### 課題 1
ワクチン接種医師の時給をめぐる提示文によると、ワクチン業務にあたった医師と看護師の勤務時間はどの程度でしたか。
### 課題 2
ワクチン接種医師の時給をめぐる提示文を、最後の文の後から書き継いでください。

### 提示文
今、医療関係者の間で物議を醸している報道がある。それは「Smart FLASH」が5月31に配信した「ワクチン接種医師『時給18万円』の衝撃…財務省資料でわかった『コロナで病院が大儲け』のカラクリ」というものだ。
この記事は、本サイトでも取り上げた、財務大臣の諮問機関である財政制度等審議会が鈴木俊一財務相に提出した「意見書」に言及している。
〈コロナからの正常化を進める中で、改めて今後の医療の在り方を議論すべき時〉とする意見書は、新型コロナワクチンの〈集団接種単価及びコールセンター単価にバラツキが生じ〉たと例示しているという。
参考資料には「集団接種単価とコールセンター単価」があり、接種を担当した医師の時給は3404円が最小であり、平均が1万8884円。驚くべきは、最大で17万9800円との記述があることで、意見書によれば〈一部、著しく高額になっている自治体もある〉のだという。
新型コロナワクチン集団接種と、自宅療養者向けのコールセンター業務の時給が「法外」であると断じているのだ。
筆者は「高額な時給のお仕事」をしていた医師や看護師と共に働いていたので、断言する。「東京都の離島に暮らす人達へのワクチン接種や健康相談にあたる離島出張も時給に換算するのは、あまりに悪意がある誤報だ」と。
医師の時給17万9800円の内訳は、都庁から1000キロ以上離れた小笠原諸島の住民へのワクチン接種や、東北地方の工場への職域ワクチン接種の「日当」を時給換算したにすぎない。
ワクチン業務にあたった勤務時間は、医師も看護師も午前中の3時間程度。だが、まる1日以上かけて小笠原諸島に移動し、帰りの船が来るまで島に足止めされるわけだから、医師と看護師には拘束時間、移動時間も含めた「日当」が支払われるのは当然のことだろう。一見、好待遇に思えるが、帰りまでの拘束時間が長く、割に合わないと言える。離島医療にあたる医師への「出張報酬50万円」の何が悪いのか。

### 提供資料

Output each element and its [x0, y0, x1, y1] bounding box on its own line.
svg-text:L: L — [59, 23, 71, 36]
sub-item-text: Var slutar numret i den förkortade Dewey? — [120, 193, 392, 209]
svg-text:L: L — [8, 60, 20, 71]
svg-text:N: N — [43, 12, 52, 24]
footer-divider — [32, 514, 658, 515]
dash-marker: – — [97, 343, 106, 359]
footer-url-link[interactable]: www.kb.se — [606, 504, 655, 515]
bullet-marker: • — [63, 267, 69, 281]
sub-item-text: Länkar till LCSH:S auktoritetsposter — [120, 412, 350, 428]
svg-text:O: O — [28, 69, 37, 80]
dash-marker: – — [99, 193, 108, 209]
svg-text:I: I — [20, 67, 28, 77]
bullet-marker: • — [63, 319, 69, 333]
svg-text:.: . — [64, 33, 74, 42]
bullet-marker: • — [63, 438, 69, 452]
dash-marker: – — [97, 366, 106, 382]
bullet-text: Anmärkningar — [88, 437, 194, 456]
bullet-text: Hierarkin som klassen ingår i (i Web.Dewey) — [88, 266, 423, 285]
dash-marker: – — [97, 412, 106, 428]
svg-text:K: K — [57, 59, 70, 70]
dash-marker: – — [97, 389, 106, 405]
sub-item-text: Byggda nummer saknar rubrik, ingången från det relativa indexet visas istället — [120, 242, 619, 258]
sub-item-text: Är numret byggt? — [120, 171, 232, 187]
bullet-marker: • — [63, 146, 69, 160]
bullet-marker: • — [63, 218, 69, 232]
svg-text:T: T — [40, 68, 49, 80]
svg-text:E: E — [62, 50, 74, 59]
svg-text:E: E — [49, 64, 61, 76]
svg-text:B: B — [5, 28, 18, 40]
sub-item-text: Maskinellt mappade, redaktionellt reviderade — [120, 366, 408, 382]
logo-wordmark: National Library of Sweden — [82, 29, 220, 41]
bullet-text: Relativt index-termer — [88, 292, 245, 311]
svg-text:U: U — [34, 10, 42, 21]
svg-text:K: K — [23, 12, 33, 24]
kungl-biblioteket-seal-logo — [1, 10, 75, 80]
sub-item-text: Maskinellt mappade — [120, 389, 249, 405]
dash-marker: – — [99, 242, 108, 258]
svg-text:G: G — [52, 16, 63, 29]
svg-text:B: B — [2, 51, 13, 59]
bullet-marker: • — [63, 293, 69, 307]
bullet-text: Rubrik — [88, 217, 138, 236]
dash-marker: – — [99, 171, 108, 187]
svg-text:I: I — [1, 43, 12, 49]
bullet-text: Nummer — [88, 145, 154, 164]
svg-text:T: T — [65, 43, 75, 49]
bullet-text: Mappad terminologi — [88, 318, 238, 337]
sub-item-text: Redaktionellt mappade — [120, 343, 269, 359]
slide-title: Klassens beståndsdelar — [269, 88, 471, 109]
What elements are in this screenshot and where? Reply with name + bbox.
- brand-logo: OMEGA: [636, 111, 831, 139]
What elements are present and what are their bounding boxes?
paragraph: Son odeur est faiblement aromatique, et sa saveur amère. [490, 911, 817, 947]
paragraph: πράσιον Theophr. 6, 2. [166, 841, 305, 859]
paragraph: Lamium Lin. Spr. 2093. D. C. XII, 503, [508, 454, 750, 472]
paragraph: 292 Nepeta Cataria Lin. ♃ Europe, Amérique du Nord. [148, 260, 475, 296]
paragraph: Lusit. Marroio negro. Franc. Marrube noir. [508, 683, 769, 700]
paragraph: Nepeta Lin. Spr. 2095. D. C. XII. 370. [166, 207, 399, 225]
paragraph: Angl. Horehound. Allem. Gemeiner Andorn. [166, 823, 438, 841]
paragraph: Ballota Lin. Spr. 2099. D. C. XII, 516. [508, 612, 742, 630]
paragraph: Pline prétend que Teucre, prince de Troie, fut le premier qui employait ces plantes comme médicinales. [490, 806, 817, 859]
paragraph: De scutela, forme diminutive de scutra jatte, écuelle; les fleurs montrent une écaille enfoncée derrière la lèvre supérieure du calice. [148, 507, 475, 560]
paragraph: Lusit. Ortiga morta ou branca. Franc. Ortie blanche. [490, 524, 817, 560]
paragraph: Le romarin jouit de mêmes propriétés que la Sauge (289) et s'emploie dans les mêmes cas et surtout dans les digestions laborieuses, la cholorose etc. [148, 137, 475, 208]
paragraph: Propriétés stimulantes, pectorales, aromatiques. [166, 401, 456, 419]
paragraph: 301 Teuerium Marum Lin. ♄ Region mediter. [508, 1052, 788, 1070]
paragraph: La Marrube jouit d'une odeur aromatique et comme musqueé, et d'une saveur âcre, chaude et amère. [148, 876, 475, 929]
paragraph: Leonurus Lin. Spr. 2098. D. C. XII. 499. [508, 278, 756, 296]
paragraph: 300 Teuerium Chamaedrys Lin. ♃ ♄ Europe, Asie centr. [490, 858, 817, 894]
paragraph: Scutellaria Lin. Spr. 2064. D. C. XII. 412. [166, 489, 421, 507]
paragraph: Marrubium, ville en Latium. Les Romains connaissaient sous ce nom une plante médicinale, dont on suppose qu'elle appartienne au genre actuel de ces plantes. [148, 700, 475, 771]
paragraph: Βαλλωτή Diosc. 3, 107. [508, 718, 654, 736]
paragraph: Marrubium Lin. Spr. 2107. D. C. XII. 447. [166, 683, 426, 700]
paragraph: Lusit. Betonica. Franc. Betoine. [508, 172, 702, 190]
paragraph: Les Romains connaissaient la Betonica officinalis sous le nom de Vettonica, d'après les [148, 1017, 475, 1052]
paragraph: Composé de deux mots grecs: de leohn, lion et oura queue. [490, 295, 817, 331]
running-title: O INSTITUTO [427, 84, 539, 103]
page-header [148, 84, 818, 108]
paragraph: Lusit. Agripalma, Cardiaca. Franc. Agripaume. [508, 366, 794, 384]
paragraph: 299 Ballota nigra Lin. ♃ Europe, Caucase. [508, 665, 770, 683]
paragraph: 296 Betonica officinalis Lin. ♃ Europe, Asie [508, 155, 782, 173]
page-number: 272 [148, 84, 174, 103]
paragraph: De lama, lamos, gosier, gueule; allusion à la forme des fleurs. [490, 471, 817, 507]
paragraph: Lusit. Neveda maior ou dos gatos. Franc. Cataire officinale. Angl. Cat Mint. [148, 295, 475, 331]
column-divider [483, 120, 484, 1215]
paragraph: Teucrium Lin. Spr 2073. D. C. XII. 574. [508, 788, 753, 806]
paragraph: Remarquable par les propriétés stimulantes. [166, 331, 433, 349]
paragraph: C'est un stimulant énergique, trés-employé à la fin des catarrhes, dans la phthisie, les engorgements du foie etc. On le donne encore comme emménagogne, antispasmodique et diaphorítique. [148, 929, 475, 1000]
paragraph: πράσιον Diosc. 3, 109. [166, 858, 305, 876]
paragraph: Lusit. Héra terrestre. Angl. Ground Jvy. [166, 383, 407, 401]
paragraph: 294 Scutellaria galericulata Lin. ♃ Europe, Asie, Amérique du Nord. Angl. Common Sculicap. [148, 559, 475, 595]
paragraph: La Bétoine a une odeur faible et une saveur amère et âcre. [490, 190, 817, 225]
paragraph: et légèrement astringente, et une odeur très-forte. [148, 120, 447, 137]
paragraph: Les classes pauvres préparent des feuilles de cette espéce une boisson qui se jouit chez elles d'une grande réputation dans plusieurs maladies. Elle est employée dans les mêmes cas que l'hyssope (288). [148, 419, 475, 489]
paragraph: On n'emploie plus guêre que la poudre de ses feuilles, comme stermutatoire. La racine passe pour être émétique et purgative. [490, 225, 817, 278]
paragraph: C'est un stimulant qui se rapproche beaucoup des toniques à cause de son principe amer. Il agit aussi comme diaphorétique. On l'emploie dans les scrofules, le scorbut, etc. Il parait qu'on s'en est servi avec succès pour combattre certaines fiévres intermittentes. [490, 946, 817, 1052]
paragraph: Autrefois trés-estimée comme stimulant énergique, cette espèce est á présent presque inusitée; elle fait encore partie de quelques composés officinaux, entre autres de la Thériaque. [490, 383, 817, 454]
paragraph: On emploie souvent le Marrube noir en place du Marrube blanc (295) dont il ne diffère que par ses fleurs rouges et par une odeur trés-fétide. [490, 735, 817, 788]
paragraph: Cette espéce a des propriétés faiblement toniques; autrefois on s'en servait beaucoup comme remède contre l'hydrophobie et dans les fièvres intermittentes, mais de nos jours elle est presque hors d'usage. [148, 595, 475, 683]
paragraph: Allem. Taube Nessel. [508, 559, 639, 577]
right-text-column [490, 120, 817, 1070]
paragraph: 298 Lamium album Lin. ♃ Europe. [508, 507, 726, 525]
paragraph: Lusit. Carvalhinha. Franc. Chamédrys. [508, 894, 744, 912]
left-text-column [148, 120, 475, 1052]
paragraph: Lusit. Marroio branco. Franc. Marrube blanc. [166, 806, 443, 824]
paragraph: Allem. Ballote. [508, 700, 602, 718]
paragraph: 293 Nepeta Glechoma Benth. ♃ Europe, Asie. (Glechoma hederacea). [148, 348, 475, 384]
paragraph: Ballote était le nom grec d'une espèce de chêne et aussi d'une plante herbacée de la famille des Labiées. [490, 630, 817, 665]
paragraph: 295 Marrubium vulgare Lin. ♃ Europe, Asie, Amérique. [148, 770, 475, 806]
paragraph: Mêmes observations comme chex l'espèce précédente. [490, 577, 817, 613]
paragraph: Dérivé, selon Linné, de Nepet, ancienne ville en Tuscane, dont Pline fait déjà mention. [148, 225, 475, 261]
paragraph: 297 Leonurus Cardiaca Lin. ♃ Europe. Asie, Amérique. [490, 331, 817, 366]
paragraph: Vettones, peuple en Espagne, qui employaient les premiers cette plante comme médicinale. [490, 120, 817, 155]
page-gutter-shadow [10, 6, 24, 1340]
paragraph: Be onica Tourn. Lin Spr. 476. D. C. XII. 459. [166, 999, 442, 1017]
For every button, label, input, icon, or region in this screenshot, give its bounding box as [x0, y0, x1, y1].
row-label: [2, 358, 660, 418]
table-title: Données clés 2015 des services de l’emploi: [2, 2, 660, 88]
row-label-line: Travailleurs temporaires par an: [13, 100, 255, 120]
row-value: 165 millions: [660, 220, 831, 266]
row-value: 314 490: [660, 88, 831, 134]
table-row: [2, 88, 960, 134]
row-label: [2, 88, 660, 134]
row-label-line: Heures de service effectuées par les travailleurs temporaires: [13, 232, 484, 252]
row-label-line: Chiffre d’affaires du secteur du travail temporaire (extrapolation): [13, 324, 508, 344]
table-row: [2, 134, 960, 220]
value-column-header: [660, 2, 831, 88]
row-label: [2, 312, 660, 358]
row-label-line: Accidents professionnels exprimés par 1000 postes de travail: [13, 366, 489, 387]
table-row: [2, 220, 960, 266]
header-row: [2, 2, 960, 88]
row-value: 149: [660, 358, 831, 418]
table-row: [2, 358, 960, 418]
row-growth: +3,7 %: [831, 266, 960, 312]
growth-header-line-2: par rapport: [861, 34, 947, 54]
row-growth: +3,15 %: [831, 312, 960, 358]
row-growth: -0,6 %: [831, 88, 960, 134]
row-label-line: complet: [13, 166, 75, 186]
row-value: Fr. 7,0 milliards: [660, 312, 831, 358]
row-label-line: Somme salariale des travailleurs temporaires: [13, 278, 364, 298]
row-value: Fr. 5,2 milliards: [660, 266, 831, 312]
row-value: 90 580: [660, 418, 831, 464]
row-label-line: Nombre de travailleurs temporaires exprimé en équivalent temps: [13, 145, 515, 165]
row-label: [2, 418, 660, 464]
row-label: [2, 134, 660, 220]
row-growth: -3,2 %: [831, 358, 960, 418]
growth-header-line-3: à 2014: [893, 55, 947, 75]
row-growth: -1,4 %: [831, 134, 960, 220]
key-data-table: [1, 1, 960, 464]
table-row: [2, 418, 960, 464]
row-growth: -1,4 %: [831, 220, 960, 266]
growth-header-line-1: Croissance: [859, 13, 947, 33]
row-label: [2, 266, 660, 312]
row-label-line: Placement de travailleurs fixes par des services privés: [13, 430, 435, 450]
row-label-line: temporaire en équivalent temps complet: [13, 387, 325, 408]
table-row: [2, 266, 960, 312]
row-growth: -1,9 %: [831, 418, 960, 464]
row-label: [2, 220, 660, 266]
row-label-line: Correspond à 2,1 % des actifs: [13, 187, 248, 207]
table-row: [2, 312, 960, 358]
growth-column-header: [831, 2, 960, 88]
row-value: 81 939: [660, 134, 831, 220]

### 解答 1
医師も看護師も午前中の3時間程度でした。

### 解答 2
財政制度等審議会の意見書も、現役世代が育児できるよう、手取りを増やすことが主題だ。むしろ医師や看護師が受け取るべき正当報酬を「高い」と叩く報道やその読者こそ、医療従事者だけでなく、サラリーマンに支払われる正当な対価、賃金値上げの足を引っ張っている。
そして安全地帯にいる医師兼ジャーナリストから、麻疹か結核かコロナかインフルかわからない患者を診ている医師が「医療を産業にするな」と批判される筋合いもない。
新型コロナの大波に、テレビCMでお馴染みの美容クリニックの医師たちも昼食、夕食を食べるヒマなく死に物狂いで発熱患者の診療にあたっていた。患者のために働く医師や看護師の正当報酬を吸い上げる悪徳病院経営者や派遣業者に問題があるのに、現場を知らずに叩くから、トンチンカンな正義感だけが暴走している。
それでも「医療で金儲けをするな、産業にするな」と言うのなら、自分がボランティア、無償でコロナ診察やワクチン接種にあたればいい。他に相談できる医師もいない離島で、たったひとりで患者に向き合う診療スキルと勇気があるのなら、の話だが。